エドワード黒太子の忘れ形見イングランド王リチャード2世フランスとイギリスとの間の百年戦争で活躍しながらも、イングランド王となることなく西暦1376年に亡くなったエドワード黒太子。その父のイングランド王エドワード3世は、孫にしてエドワード黒太子の忘れ形見のリチャードを、直ちにイギリス皇太子(プリンス・オブ・ウェールズ)とした。
同時に、父のエドワード黒太子が初代となっていたコーンウォール公の地位も、リチャードに引き継がれた。(上の画像は、コーンウォールの海に浮かぶ伝説のアーサー王ゆかりのセント・マイケルズ・マウント。)
イングランド王リチャード2世の治世10歳で王となれば、まずは苦労すると想像できるよね。叔父たちに助けられてイングランドを統治するリチャード2世もそうだった。フランスとイギリスが長く戦った百年戦争の為に財政は逼迫した。人頭税を課して財政赤字を埋めようとしたものの、西暦1381年にはワット・タイラーの乱も起こった。リチャード2世が頼りにした側近たちに対しては、ランカスター公などの叔父が反発していた。そのランカスター公などは自ら王となる野心さえも持っていたらしい。後のイングランド征服王ウィリアム1世は 8歳でノルマンディー公となったらしいけど、イングランド王リチャード2世はそんな器ではなかったみたいだね。
* * * *
◆ **課題**:
リチャード2世についての原文を、一字も変えずに全文書き写せ。
* * * *
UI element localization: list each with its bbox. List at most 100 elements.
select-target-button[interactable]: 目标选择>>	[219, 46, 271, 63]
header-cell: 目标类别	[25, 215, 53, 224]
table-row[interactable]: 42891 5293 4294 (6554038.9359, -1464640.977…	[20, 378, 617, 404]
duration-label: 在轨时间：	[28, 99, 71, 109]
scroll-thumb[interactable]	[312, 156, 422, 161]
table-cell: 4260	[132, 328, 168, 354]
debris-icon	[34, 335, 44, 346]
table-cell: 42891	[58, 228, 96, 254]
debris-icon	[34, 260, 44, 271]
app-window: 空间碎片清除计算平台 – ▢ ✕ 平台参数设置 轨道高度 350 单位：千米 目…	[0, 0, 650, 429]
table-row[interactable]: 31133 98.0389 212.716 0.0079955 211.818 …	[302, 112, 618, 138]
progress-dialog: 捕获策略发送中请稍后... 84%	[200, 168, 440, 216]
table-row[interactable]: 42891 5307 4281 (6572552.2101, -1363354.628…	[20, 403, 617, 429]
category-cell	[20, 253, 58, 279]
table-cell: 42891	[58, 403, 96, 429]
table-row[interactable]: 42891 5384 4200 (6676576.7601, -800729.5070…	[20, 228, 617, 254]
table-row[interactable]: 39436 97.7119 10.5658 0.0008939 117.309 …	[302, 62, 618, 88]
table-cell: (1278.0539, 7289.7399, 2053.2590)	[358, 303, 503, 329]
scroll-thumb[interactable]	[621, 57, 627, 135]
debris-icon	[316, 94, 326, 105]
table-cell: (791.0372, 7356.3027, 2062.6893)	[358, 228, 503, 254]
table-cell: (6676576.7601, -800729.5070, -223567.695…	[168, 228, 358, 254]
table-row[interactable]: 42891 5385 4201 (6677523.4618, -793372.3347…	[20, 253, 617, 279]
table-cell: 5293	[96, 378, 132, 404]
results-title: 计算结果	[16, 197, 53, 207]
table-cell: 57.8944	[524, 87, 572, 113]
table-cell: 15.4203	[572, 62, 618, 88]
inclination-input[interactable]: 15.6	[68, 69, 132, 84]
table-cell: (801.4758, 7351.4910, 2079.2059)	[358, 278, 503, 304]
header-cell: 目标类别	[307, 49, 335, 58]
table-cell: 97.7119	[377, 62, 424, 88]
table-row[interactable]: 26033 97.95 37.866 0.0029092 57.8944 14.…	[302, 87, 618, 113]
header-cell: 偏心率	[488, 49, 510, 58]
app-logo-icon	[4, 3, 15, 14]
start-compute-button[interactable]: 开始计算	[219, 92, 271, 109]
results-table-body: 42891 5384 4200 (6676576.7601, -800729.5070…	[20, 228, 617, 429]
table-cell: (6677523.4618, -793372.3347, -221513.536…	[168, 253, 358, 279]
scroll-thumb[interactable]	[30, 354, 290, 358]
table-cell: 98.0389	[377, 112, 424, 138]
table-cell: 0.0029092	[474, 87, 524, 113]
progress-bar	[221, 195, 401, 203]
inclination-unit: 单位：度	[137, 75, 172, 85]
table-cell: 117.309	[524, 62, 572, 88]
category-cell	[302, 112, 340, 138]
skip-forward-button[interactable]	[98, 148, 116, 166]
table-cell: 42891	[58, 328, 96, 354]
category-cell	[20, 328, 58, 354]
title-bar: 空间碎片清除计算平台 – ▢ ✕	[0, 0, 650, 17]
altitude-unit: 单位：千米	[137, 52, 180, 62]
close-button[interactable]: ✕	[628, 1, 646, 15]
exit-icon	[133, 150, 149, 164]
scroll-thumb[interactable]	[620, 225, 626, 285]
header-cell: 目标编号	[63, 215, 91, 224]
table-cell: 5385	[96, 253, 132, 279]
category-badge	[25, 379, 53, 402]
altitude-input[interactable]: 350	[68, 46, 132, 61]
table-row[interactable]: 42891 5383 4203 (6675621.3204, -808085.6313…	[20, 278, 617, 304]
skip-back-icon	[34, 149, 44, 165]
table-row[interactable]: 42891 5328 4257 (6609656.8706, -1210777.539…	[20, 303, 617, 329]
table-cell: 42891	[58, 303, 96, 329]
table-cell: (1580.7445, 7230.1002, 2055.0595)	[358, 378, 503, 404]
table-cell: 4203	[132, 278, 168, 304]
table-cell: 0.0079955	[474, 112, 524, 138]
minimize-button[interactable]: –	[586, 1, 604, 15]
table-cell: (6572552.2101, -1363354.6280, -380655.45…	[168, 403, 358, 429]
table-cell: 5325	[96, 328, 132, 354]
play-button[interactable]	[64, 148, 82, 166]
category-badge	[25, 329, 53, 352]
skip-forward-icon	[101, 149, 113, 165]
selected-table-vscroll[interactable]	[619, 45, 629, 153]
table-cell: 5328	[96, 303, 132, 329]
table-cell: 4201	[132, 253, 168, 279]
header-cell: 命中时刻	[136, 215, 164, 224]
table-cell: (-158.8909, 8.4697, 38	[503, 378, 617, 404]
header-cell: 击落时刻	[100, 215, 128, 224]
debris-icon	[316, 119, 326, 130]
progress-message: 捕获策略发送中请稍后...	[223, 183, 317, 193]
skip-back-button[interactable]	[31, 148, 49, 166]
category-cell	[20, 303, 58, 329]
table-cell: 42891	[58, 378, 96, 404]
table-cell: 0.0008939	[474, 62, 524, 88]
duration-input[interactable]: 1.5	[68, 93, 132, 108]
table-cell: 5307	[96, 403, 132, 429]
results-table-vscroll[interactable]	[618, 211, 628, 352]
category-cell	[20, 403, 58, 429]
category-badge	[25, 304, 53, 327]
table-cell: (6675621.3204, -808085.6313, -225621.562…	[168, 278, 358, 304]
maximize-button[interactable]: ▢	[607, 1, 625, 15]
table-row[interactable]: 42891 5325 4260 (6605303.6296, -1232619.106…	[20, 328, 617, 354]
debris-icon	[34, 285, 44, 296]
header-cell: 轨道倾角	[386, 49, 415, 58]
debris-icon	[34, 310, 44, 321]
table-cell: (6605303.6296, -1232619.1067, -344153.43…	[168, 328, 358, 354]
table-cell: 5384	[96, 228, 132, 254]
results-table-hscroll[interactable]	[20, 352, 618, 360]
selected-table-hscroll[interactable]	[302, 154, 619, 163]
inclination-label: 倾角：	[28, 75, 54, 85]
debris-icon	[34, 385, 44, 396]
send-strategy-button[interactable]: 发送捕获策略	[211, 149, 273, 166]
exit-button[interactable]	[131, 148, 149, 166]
* * * *
◆ **解答**:
エドワード黒太子の忘れ形見イングランド王リチャード2世フランスとイギリスとの間の百年戦争で活躍しながらも、イングランド王となることなく西暦1376年に亡くなったエドワード黒太子。その父のイングランド王エドワード3世は、孫にしてエドワード黒太子の忘れ形見のリチャードを、直ちにイギリス皇太子(プリンス・オブ・ウェールズ)とした。
同時に、父のエドワード黒太子が初代となっていたコーンウォール公の地位も、リチャードに引き継がれた。(上の画像は、コーンウォールの海に浮かぶ伝説のアーサー王ゆかりのセント・マイケルズ・マウント。)
イングランド王リチャード2世の治世10歳で王となれば、まずは苦労すると想像できるよね。叔父たちに助けられてイングランドを統治するリチャード2世もそうだった。フランスとイギリスが長く戦った百年戦争の為に財政は逼迫した。人頭税を課して財政赤字を埋めようとしたものの、西暦1381年にはワット・タイラーの乱も起こった。リチャード2世が頼りにした側近たちに対しては、ランカスター公などの叔父が反発していた。そのランカスター公などは自ら王となる野心さえも持っていたらしい。後のイングランド征服王ウィリアム1世は 8歳でノルマンディー公となったらしいけど、イングランド王リチャード2世はそんな器ではなかったみたいだね。